What is expected
Identify and reproduce every line holding the string "respect".

------------------------------------------------

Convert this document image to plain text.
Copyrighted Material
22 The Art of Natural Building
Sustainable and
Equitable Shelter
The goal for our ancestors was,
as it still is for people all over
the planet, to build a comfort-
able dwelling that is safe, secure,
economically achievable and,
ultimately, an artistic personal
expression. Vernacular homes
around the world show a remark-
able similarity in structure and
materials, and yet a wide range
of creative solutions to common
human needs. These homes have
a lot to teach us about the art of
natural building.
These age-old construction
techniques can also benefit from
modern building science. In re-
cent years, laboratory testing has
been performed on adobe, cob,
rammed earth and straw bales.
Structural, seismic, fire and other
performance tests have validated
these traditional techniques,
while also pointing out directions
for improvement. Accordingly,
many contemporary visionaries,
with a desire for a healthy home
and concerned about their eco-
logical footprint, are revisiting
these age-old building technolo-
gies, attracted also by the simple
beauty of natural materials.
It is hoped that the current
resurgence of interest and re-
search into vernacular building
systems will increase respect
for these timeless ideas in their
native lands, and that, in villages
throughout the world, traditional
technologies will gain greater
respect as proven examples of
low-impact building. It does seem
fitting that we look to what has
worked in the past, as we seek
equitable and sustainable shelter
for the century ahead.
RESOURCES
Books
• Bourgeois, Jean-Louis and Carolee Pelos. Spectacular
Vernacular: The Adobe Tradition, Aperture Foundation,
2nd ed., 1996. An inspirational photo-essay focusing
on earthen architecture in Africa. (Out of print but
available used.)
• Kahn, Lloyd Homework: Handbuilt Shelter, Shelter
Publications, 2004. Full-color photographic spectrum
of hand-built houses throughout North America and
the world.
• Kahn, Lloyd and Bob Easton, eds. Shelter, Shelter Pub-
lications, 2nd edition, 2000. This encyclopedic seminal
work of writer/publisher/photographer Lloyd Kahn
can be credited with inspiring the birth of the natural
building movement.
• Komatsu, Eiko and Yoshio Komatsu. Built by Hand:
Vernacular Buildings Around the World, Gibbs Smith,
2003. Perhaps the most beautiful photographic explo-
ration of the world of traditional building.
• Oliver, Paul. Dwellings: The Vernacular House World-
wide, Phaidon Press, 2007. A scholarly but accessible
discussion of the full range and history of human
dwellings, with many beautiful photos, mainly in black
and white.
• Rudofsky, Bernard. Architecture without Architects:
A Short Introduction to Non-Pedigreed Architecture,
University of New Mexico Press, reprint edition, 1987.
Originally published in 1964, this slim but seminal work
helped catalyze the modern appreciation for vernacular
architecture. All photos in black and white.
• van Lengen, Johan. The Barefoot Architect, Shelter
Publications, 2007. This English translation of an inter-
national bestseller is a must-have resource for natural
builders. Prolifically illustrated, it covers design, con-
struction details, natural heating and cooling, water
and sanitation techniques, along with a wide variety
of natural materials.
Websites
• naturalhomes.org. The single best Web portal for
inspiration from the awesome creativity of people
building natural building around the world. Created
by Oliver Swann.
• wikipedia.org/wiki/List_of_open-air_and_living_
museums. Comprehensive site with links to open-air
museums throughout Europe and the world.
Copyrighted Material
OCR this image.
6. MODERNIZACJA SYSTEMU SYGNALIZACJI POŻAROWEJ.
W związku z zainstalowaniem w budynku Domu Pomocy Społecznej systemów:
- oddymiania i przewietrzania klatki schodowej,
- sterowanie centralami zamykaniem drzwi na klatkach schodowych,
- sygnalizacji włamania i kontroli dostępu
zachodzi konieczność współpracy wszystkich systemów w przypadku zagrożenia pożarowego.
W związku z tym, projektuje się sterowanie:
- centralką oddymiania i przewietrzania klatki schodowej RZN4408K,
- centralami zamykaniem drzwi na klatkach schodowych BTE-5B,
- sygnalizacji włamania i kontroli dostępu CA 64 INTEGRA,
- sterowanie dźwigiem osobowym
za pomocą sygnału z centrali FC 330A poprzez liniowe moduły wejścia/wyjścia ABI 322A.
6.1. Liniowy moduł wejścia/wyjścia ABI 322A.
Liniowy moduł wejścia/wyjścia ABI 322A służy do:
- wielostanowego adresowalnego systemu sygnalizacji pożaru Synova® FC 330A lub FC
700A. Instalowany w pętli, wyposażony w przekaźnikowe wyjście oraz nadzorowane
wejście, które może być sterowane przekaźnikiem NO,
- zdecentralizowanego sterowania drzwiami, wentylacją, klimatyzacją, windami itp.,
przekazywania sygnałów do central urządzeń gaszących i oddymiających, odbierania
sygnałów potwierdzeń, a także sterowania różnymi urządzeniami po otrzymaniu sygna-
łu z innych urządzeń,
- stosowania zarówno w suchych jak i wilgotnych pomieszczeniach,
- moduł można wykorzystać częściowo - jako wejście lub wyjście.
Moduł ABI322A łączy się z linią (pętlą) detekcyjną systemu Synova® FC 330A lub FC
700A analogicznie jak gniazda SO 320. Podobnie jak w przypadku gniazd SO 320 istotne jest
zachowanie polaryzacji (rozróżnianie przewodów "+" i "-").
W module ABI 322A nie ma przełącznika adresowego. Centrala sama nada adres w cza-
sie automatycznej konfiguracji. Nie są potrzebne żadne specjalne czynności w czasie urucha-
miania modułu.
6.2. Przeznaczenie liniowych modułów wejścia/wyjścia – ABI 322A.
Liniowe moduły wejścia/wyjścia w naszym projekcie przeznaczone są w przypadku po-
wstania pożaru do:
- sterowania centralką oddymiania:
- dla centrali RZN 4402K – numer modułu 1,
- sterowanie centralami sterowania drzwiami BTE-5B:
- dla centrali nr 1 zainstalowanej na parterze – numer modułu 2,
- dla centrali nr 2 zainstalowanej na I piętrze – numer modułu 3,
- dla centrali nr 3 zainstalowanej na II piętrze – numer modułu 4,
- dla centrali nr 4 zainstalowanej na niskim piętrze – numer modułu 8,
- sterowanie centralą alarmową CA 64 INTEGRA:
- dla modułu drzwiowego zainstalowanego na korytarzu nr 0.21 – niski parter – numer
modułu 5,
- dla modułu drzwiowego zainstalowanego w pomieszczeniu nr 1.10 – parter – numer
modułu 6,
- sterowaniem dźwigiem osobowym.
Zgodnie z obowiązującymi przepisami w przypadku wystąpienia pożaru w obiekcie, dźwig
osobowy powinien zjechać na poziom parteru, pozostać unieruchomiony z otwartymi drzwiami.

------------------------------------------------

Solution to the problem
systems will increase respect
respect as proven examples of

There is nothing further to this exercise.